Copy every line of the entries that includes the word "khoa".

Stored entries:
....
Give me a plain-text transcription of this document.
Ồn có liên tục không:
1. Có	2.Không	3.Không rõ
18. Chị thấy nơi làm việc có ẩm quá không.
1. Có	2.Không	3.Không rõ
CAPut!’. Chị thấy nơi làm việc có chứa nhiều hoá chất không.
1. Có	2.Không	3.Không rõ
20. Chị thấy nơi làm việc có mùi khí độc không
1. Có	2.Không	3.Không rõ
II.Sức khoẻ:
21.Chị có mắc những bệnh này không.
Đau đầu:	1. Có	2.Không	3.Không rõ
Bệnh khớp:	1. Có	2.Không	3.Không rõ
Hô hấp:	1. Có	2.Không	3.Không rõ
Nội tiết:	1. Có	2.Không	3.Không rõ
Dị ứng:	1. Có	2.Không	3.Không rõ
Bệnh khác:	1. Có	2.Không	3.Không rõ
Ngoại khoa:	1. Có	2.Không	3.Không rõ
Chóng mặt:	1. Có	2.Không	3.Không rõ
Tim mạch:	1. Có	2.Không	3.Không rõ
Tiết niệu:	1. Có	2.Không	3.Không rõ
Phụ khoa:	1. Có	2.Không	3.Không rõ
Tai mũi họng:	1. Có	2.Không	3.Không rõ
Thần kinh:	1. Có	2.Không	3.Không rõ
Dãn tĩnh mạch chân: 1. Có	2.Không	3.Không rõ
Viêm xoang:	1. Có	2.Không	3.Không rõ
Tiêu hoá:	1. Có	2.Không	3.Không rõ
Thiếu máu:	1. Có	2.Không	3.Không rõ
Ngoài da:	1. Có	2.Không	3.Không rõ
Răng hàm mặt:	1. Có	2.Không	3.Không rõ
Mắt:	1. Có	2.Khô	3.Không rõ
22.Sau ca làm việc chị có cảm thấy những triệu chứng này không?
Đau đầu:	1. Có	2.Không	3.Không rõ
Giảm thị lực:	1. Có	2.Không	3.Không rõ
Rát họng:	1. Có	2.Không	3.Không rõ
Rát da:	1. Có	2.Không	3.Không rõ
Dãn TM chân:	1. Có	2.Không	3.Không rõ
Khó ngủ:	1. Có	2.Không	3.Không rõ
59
....
ANSWER FOR THIS EXERCISE:
Ngoại khoa:	1. Có	2.Không	3.Không rõ
Phụ khoa:	1. Có	2.Không	3.Không rõ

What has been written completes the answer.